### Data for processing
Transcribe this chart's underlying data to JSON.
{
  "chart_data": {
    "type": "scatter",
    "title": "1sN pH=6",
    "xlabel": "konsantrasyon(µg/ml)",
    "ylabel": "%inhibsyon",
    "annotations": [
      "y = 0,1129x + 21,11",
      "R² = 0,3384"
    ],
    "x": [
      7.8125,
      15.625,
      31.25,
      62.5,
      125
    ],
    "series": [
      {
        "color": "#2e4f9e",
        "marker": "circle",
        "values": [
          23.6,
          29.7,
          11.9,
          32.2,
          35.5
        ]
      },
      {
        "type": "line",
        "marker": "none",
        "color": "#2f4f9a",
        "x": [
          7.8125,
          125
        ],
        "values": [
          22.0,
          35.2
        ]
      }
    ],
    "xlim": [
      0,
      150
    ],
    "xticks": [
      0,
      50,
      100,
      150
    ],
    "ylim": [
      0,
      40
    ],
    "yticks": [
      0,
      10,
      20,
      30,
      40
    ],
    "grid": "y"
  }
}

--

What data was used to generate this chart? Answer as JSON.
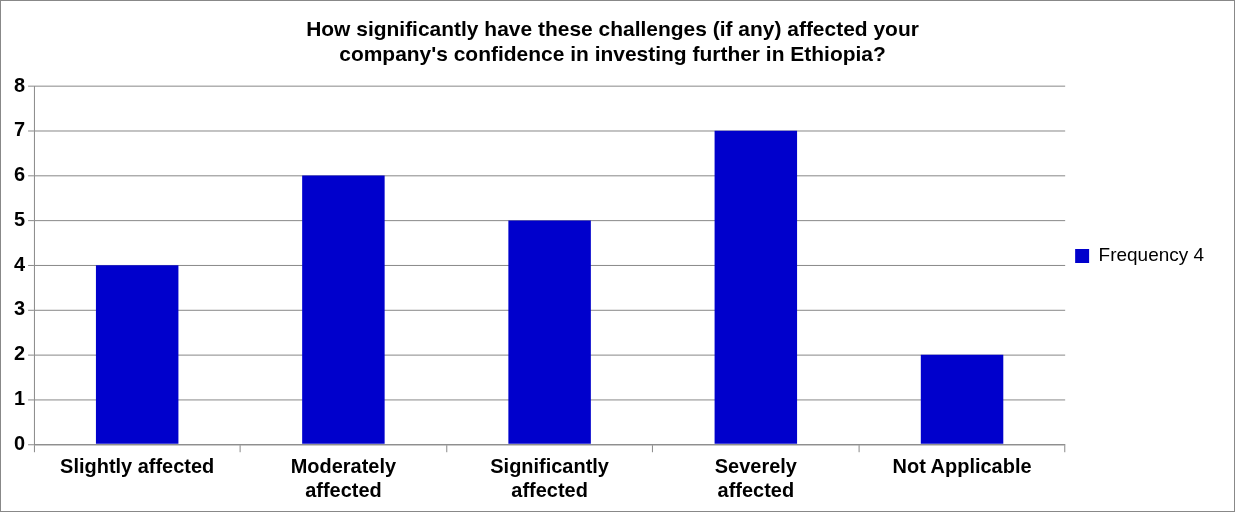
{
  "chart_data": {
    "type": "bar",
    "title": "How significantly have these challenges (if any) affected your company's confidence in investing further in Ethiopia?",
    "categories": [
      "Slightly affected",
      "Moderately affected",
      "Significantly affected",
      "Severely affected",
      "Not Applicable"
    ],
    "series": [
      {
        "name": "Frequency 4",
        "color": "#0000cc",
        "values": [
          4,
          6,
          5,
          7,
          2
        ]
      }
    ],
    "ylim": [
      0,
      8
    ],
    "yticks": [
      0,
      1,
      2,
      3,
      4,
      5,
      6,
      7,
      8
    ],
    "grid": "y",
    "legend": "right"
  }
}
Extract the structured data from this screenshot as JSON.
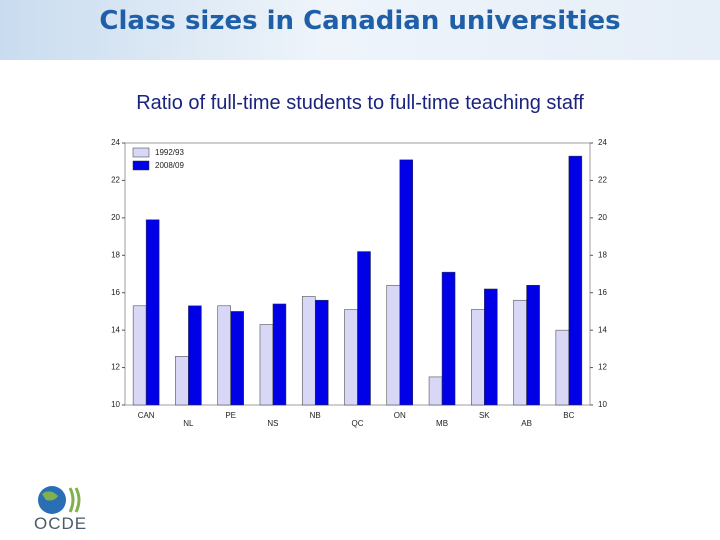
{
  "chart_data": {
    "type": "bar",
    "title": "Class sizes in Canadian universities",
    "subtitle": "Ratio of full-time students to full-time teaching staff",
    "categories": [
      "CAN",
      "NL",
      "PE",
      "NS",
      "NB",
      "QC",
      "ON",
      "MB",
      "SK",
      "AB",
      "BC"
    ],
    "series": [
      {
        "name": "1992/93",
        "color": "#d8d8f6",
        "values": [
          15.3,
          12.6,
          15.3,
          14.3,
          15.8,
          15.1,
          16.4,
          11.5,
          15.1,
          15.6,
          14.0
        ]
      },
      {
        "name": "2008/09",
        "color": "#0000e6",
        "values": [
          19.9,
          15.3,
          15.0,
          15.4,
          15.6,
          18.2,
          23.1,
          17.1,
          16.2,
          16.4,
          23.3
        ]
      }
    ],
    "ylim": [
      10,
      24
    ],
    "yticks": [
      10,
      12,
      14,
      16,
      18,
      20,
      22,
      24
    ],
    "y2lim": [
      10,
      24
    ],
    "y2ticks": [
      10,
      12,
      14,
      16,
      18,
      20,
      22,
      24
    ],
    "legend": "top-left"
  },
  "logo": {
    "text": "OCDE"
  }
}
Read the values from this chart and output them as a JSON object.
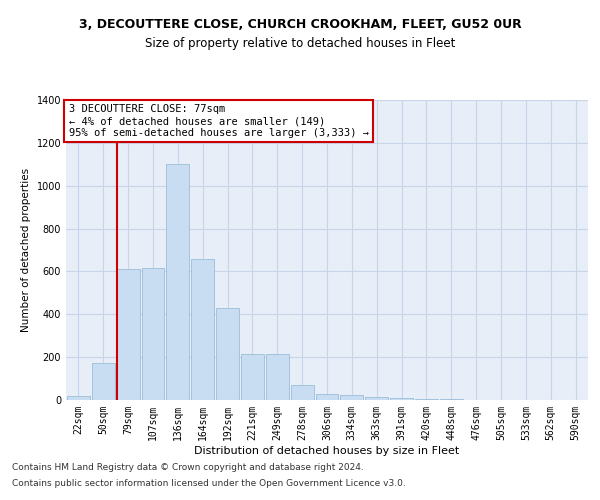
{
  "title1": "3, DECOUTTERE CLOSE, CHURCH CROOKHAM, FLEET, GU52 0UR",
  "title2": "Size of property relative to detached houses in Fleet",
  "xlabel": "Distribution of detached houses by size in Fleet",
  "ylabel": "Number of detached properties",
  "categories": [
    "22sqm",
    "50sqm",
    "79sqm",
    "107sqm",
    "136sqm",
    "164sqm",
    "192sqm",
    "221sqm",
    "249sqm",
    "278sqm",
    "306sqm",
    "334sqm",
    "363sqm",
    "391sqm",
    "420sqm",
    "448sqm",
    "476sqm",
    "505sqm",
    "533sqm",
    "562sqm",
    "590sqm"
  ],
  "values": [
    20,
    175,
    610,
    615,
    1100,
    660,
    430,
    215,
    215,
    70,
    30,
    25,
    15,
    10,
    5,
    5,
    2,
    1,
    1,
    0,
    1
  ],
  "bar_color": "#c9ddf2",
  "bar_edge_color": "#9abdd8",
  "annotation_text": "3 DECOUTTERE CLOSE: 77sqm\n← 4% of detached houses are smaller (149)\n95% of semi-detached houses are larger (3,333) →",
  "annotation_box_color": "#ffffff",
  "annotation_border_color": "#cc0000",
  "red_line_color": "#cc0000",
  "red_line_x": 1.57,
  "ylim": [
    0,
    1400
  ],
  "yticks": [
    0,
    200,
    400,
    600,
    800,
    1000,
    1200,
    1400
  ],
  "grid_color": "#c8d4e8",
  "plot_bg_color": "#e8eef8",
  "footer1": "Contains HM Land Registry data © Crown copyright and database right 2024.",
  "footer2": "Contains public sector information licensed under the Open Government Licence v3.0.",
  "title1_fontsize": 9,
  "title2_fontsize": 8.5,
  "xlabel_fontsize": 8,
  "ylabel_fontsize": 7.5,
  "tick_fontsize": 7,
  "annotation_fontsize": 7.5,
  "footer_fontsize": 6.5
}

==

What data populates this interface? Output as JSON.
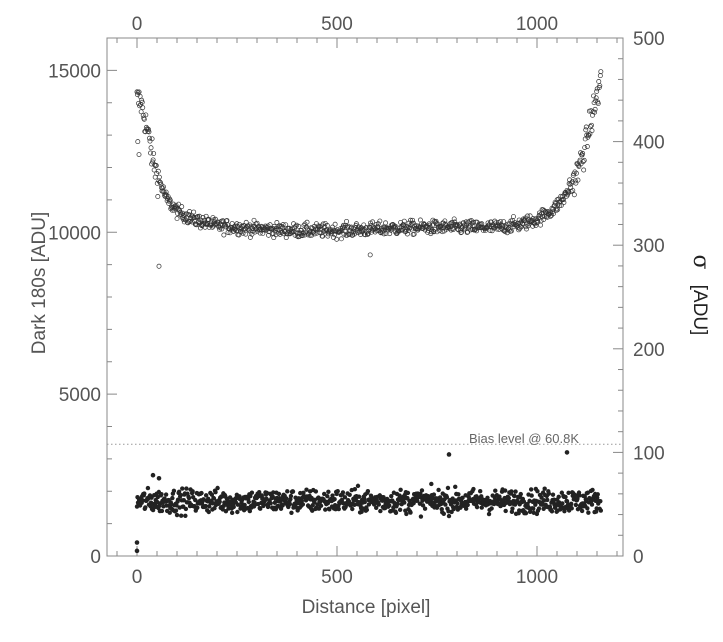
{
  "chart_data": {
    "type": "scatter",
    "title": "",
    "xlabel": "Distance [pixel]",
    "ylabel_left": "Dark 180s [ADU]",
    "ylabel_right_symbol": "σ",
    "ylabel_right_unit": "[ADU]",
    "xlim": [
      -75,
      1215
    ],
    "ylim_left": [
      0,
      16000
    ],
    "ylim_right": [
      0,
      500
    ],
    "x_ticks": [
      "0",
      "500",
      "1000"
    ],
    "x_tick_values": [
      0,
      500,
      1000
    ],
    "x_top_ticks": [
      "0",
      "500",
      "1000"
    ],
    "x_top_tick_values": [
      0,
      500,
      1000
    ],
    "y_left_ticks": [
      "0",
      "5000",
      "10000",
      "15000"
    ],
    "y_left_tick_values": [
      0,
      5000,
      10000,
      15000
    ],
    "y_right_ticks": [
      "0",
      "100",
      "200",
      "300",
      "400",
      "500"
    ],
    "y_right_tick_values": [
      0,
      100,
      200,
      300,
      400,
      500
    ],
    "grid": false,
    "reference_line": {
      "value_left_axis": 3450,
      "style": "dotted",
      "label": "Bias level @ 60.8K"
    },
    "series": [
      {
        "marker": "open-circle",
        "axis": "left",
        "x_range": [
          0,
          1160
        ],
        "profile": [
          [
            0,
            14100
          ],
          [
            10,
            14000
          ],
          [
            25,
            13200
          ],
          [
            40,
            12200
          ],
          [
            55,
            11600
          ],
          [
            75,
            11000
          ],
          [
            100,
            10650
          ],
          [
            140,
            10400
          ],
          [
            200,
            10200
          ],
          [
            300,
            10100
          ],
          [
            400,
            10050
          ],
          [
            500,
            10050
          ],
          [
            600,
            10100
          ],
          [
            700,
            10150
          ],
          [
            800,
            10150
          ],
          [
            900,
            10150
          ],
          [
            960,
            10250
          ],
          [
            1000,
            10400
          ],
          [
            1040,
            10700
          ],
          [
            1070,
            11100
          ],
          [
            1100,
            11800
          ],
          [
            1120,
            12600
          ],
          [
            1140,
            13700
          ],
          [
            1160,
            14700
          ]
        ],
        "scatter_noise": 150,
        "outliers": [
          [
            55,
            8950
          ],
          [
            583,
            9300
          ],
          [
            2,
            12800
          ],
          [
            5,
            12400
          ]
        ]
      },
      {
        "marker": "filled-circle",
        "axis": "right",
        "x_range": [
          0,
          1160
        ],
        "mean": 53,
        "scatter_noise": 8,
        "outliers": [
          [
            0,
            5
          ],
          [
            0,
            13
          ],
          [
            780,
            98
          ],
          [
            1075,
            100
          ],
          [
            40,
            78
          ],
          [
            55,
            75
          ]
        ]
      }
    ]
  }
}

### Short problem
Whenever "name" turns up in a line, pick that line out.

### Exercise result
        "name": "Frequency 4",
        "name": "1992/93",
        "name": "2008/09",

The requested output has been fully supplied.